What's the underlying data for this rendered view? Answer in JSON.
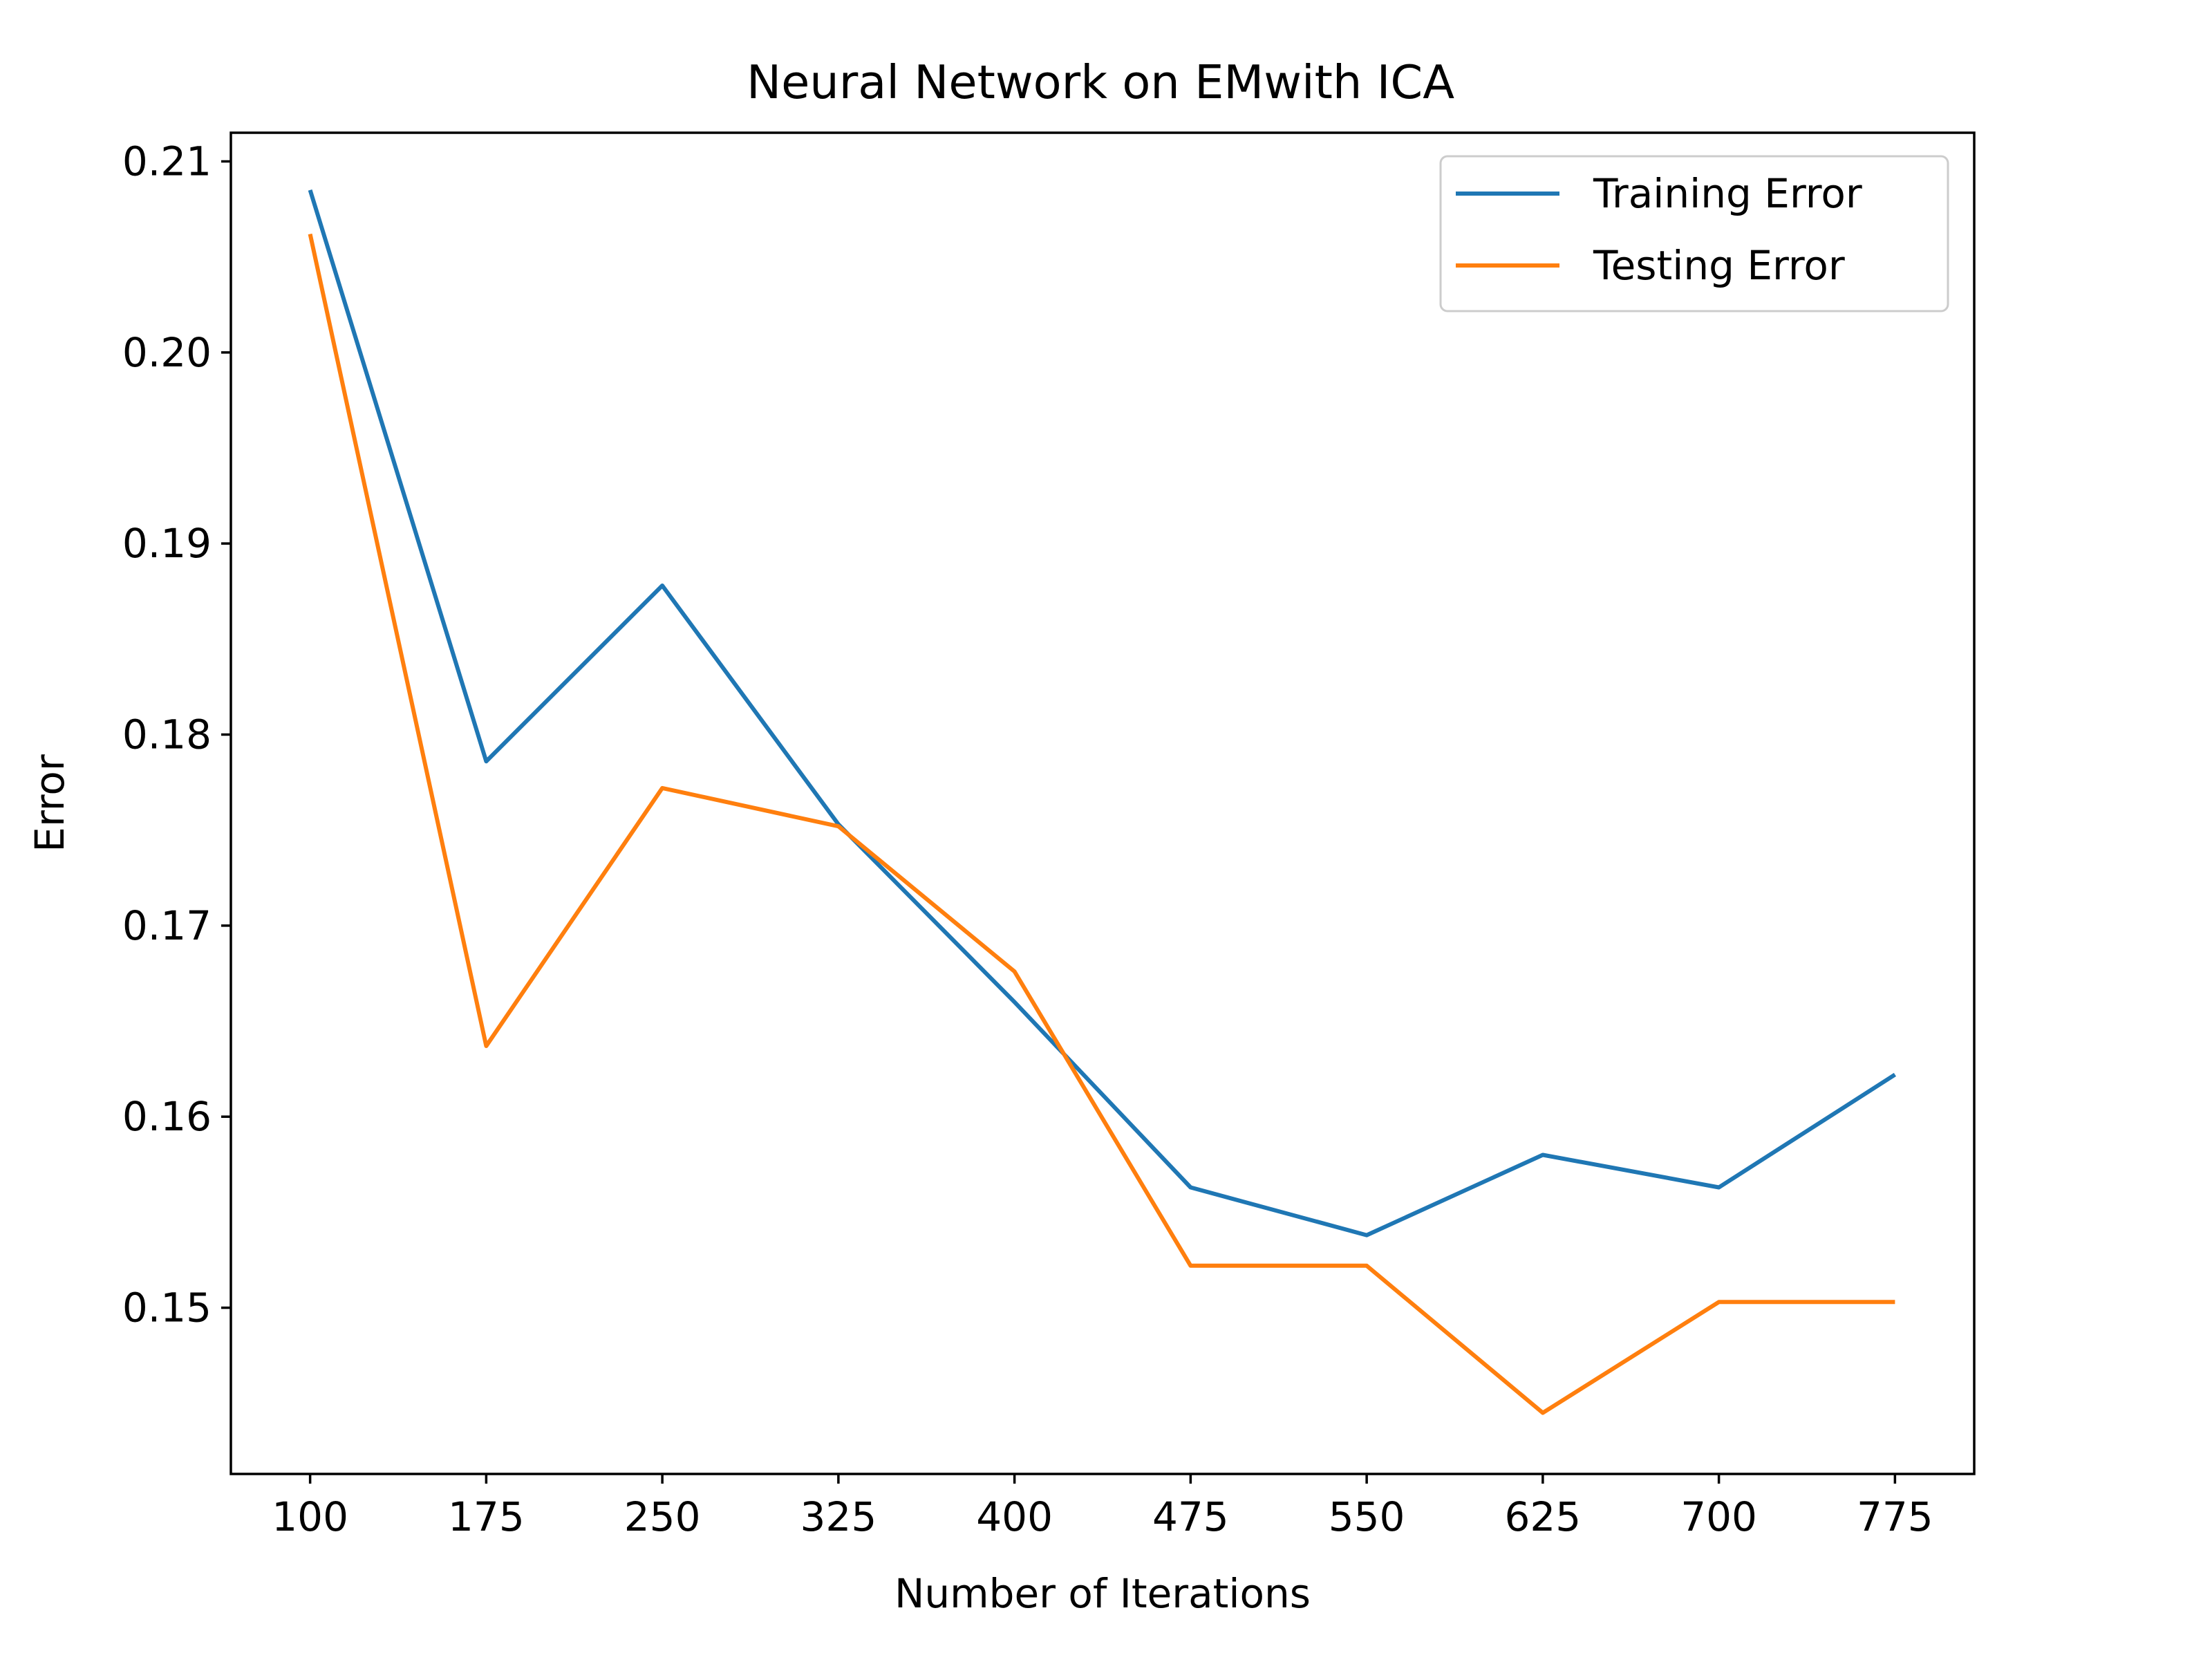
{
  "chart_data": {
    "type": "line",
    "title": "Neural Network on EMwith ICA",
    "xlabel": "Number of Iterations",
    "ylabel": "Error",
    "x": [
      100,
      175,
      250,
      325,
      400,
      475,
      550,
      625,
      700,
      775
    ],
    "xticks": [
      "100",
      "175",
      "250",
      "325",
      "400",
      "475",
      "550",
      "625",
      "700",
      "775"
    ],
    "yticks": [
      "0.15",
      "0.16",
      "0.17",
      "0.18",
      "0.19",
      "0.20",
      "0.21"
    ],
    "ytick_values": [
      0.15,
      0.16,
      0.17,
      0.18,
      0.19,
      0.2,
      0.21
    ],
    "xlim": [
      66.25,
      808.75
    ],
    "ylim": [
      0.1413,
      0.2115
    ],
    "grid": false,
    "legend_position": "top-right",
    "series": [
      {
        "name": "Training Error",
        "color": "#1f77b4",
        "values": [
          0.2085,
          0.1786,
          0.1878,
          0.1753,
          0.166,
          0.1563,
          0.1538,
          0.158,
          0.1563,
          0.1622
        ]
      },
      {
        "name": "Testing Error",
        "color": "#ff7f0e",
        "values": [
          0.2062,
          0.1637,
          0.1772,
          0.1752,
          0.1676,
          0.1522,
          0.1522,
          0.1445,
          0.1503,
          0.1503
        ]
      }
    ]
  }
}
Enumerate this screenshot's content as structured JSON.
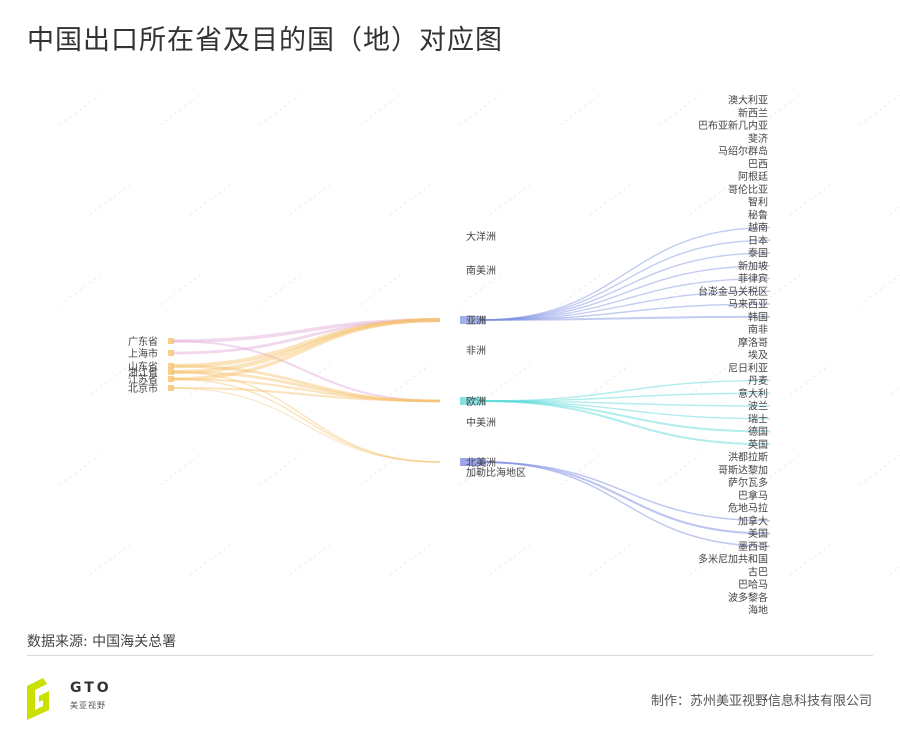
{
  "title": "中国出口所在省及目的国（地）对应图",
  "source": "数据来源: 中国海关总署",
  "credit": "制作：苏州美亚视野信息科技有限公司",
  "logo": {
    "text": "GTO",
    "sub": "美亚视野",
    "color": "#c9e000"
  },
  "colors": {
    "asia": "#7b8ee0",
    "europe": "#55d6d6",
    "namerica": "#6f7fe0",
    "province": "#f7c26b",
    "province_alt": "#e2a8d8"
  },
  "chart_data": {
    "type": "sankey",
    "provinces": [
      "广东省",
      "上海市",
      "山东省",
      "浙江省",
      "江苏省",
      "北京市"
    ],
    "continents": [
      "大洋洲",
      "南美洲",
      "亚洲",
      "非洲",
      "欧洲",
      "中美洲",
      "北美洲",
      "加勒比海地区"
    ],
    "countries": [
      "澳大利亚",
      "新西兰",
      "巴布亚新几内亚",
      "斐济",
      "马绍尔群岛",
      "巴西",
      "阿根廷",
      "哥伦比亚",
      "智利",
      "秘鲁",
      "越南",
      "日本",
      "泰国",
      "新加坡",
      "菲律宾",
      "台澎金马关税区",
      "马来西亚",
      "韩国",
      "南非",
      "摩洛哥",
      "埃及",
      "尼日利亚",
      "丹麦",
      "意大利",
      "波兰",
      "瑞士",
      "德国",
      "英国",
      "洪都拉斯",
      "哥斯达黎加",
      "萨尔瓦多",
      "巴拿马",
      "危地马拉",
      "加拿大",
      "美国",
      "墨西哥",
      "多米尼加共和国",
      "古巴",
      "巴哈马",
      "波多黎各",
      "海地"
    ],
    "links": [
      {
        "source": "广东省",
        "target": "亚洲",
        "value": 5
      },
      {
        "source": "广东省",
        "target": "欧洲",
        "value": 3
      },
      {
        "source": "上海市",
        "target": "亚洲",
        "value": 4
      },
      {
        "source": "山东省",
        "target": "亚洲",
        "value": 6
      },
      {
        "source": "山东省",
        "target": "欧洲",
        "value": 4
      },
      {
        "source": "浙江省",
        "target": "亚洲",
        "value": 6
      },
      {
        "source": "浙江省",
        "target": "欧洲",
        "value": 4
      },
      {
        "source": "浙江省",
        "target": "北美洲",
        "value": 2
      },
      {
        "source": "江苏省",
        "target": "亚洲",
        "value": 5
      },
      {
        "source": "江苏省",
        "target": "欧洲",
        "value": 3
      },
      {
        "source": "江苏省",
        "target": "北美洲",
        "value": 2
      },
      {
        "source": "北京市",
        "target": "欧洲",
        "value": 3
      },
      {
        "source": "北京市",
        "target": "北美洲",
        "value": 1
      },
      {
        "source": "亚洲",
        "target": "越南",
        "value": 2
      },
      {
        "source": "亚洲",
        "target": "日本",
        "value": 2
      },
      {
        "source": "亚洲",
        "target": "泰国",
        "value": 2
      },
      {
        "source": "亚洲",
        "target": "新加坡",
        "value": 2
      },
      {
        "source": "亚洲",
        "target": "菲律宾",
        "value": 2
      },
      {
        "source": "亚洲",
        "target": "台澎金马关税区",
        "value": 2
      },
      {
        "source": "亚洲",
        "target": "马来西亚",
        "value": 2
      },
      {
        "source": "亚洲",
        "target": "韩国",
        "value": 3
      },
      {
        "source": "欧洲",
        "target": "丹麦",
        "value": 2
      },
      {
        "source": "欧洲",
        "target": "意大利",
        "value": 2
      },
      {
        "source": "欧洲",
        "target": "波兰",
        "value": 2
      },
      {
        "source": "欧洲",
        "target": "瑞士",
        "value": 2
      },
      {
        "source": "欧洲",
        "target": "德国",
        "value": 3
      },
      {
        "source": "欧洲",
        "target": "英国",
        "value": 3
      },
      {
        "source": "北美洲",
        "target": "加拿大",
        "value": 2
      },
      {
        "source": "北美洲",
        "target": "美国",
        "value": 3
      },
      {
        "source": "北美洲",
        "target": "墨西哥",
        "value": 2
      }
    ]
  }
}
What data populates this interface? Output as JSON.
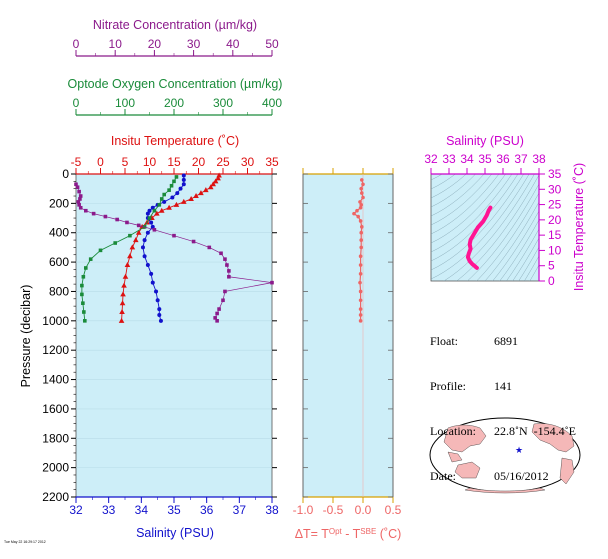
{
  "colors": {
    "nitrate": "#8b1a8b",
    "oxygen": "#1a8b3a",
    "temperature": "#dd1111",
    "salinity": "#1111cc",
    "delta": "#ee6666",
    "salinity_ts": "#cc00cc",
    "ts_line": "#ff1493",
    "panel_bg": "#cdeef8",
    "land": "#f5b8b8"
  },
  "info": {
    "float_label": "Float:",
    "float_value": "6891",
    "profile_label": "Profile:",
    "profile_value": "141",
    "location_label": "Location:",
    "location_value": "22.8˚N  -154.4˚E",
    "date_label": "Date:",
    "date_value": "05/16/2012"
  },
  "footnote": "Tue May 22 16:29:17 2012",
  "map": {
    "float_marker": "blue star",
    "marker_lat": 22.8,
    "marker_lon": -154.4
  },
  "chart_data": [
    {
      "type": "line",
      "panel": "main-profile",
      "ylabel": "Pressure (decibar)",
      "ylim": [
        2200,
        0
      ],
      "yticks": [
        0,
        200,
        400,
        600,
        800,
        1000,
        1200,
        1400,
        1600,
        1800,
        2000,
        2200
      ],
      "axes": {
        "nitrate": {
          "label": "Nitrate Concentration (µm/kg)",
          "lim": [
            0,
            50
          ],
          "ticks": [
            0,
            10,
            20,
            30,
            40,
            50
          ]
        },
        "oxygen": {
          "label": "Optode Oxygen Concentration (µm/kg)",
          "lim": [
            0,
            400
          ],
          "ticks": [
            0,
            100,
            200,
            300,
            400
          ]
        },
        "temperature": {
          "label": "Insitu Temperature (˚C)",
          "lim": [
            -5,
            35
          ],
          "ticks": [
            -5,
            0,
            5,
            10,
            15,
            20,
            25,
            30,
            35
          ]
        },
        "salinity": {
          "label": "Salinity (PSU)",
          "lim": [
            32,
            38
          ],
          "ticks": [
            32,
            33,
            34,
            35,
            36,
            37,
            38
          ]
        }
      },
      "series": [
        {
          "axis": "temperature",
          "marker": "triangle",
          "x": [
            24.2,
            24.0,
            23.5,
            23.0,
            22.5,
            21.5,
            20.5,
            19.5,
            18.5,
            17.0,
            15.5,
            14.0,
            12.5,
            11.5,
            10.5,
            9.5,
            8.5,
            7.8,
            7.2,
            6.5,
            6.0,
            5.5,
            5.1,
            4.8,
            4.6,
            4.5,
            4.4,
            4.3
          ],
          "p": [
            10,
            30,
            50,
            70,
            90,
            110,
            130,
            150,
            170,
            190,
            210,
            230,
            250,
            270,
            300,
            330,
            360,
            400,
            450,
            500,
            560,
            620,
            700,
            760,
            820,
            880,
            940,
            1000
          ]
        },
        {
          "axis": "salinity",
          "marker": "circle",
          "x": [
            35.3,
            35.3,
            35.3,
            35.2,
            35.1,
            34.95,
            34.7,
            34.5,
            34.35,
            34.25,
            34.2,
            34.2,
            34.3,
            34.35,
            34.2,
            34.1,
            34.05,
            34.1,
            34.2,
            34.3,
            34.35,
            34.45,
            34.5,
            34.55,
            34.55,
            34.6
          ],
          "p": [
            10,
            40,
            70,
            100,
            130,
            160,
            190,
            210,
            230,
            250,
            270,
            300,
            330,
            360,
            400,
            450,
            500,
            560,
            620,
            680,
            740,
            800,
            860,
            920,
            960,
            1000
          ]
        },
        {
          "axis": "oxygen",
          "marker": "square",
          "x": [
            205,
            200,
            195,
            190,
            180,
            175,
            170,
            160,
            150,
            140,
            110,
            80,
            50,
            30,
            20,
            15,
            12,
            12,
            14,
            16,
            18
          ],
          "p": [
            20,
            50,
            80,
            110,
            140,
            170,
            210,
            250,
            300,
            360,
            420,
            470,
            520,
            580,
            640,
            700,
            760,
            820,
            880,
            940,
            1000
          ]
        },
        {
          "axis": "nitrate",
          "marker": "square",
          "x": [
            0,
            0.4,
            0.8,
            1.2,
            1.0,
            0.6,
            0.8,
            1.2,
            2.5,
            4.5,
            7.5,
            10.5,
            13,
            16,
            20,
            25,
            30,
            34,
            37,
            38,
            38.5,
            39,
            39,
            50,
            38,
            37.5,
            36.5,
            36,
            35.5,
            36
          ],
          "p": [
            70,
            90,
            120,
            150,
            170,
            190,
            210,
            230,
            250,
            270,
            290,
            310,
            330,
            350,
            380,
            420,
            460,
            500,
            540,
            580,
            620,
            660,
            700,
            740,
            800,
            860,
            920,
            950,
            980,
            1000
          ]
        }
      ]
    },
    {
      "type": "line",
      "panel": "delta-temperature",
      "xlabel": "ΔT= T^Opt - T^SBE (˚C)",
      "xlim": [
        -1.0,
        0.5
      ],
      "xticks": [
        -1.0,
        -0.5,
        0.0,
        0.5
      ],
      "ylim": [
        2200,
        0
      ],
      "series": [
        {
          "marker": "circle",
          "x": [
            -0.02,
            0.0,
            -0.03,
            -0.02,
            0.0,
            -0.05,
            -0.03,
            -0.04,
            -0.1,
            -0.15,
            -0.08,
            -0.04,
            -0.02,
            -0.03,
            -0.03,
            -0.03,
            -0.04,
            -0.04,
            -0.04,
            -0.05,
            -0.04,
            -0.04,
            -0.04,
            -0.04,
            -0.04
          ],
          "p": [
            40,
            70,
            100,
            130,
            160,
            190,
            210,
            230,
            250,
            270,
            290,
            320,
            360,
            400,
            450,
            500,
            560,
            620,
            680,
            740,
            800,
            860,
            920,
            960,
            1000
          ]
        }
      ]
    },
    {
      "type": "line",
      "panel": "theta-s",
      "xlabel": "Salinity (PSU)",
      "ylabel": "Insitu Temperature (˚C)",
      "xlim": [
        32,
        38
      ],
      "xticks": [
        32,
        33,
        34,
        35,
        36,
        37,
        38
      ],
      "ylim": [
        0,
        35
      ],
      "yticks": [
        0,
        5,
        10,
        15,
        20,
        25,
        30,
        35
      ],
      "series": [
        {
          "x": [
            35.3,
            35.2,
            35.1,
            34.9,
            34.6,
            34.4,
            34.2,
            34.15,
            34.2,
            34.1,
            34.05,
            34.15,
            34.3,
            34.45,
            34.5,
            34.55
          ],
          "y": [
            24,
            23,
            21.5,
            19.5,
            17.5,
            15.5,
            13.5,
            12,
            10.5,
            9,
            7.8,
            6.5,
            5.5,
            4.8,
            4.5,
            4.3
          ]
        }
      ]
    }
  ]
}
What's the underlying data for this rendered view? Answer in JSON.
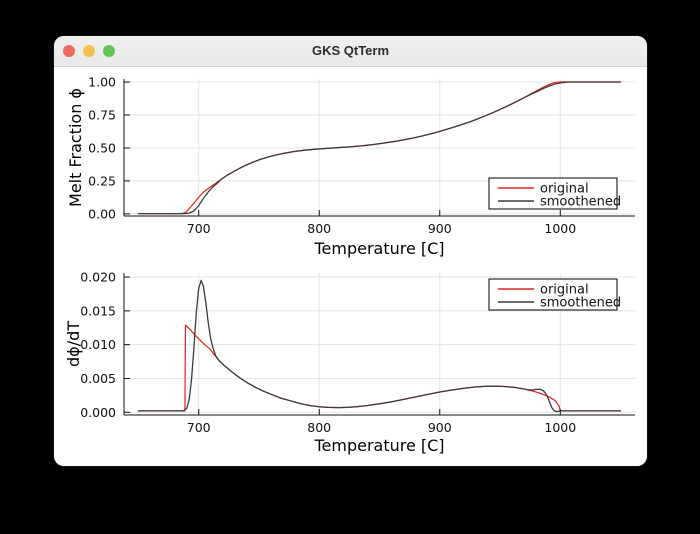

◆ Aim of the task
Search the preceding listing for "Error" and extract every line where it is found.

◆ Response
    "ylabel": "Error",
        "name": "Training Error",
        "name": "Testing Error",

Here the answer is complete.